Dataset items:
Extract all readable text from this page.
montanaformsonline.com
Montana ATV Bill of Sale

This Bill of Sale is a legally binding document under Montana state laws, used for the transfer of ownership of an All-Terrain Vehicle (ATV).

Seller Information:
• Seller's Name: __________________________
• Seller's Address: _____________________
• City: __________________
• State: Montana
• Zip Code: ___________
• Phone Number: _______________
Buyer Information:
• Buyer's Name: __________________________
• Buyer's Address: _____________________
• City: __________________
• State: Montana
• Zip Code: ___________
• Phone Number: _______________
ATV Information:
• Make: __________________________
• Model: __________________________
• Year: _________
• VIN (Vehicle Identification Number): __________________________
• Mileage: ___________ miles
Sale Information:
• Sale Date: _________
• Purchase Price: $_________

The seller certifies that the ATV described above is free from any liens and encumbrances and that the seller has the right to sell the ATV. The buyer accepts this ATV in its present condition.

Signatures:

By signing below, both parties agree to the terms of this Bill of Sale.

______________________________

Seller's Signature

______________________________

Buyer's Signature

▶ Problem to solve
Scan the lines for the string "Vehicle". Copy out each line that matches.

▶ Reply
This Bill of Sale is a legally binding document under Montana state laws, used for the transfer of ownership of an All-Terrain Vehicle (ATV).
• VIN (Vehicle Identification Number): __________________________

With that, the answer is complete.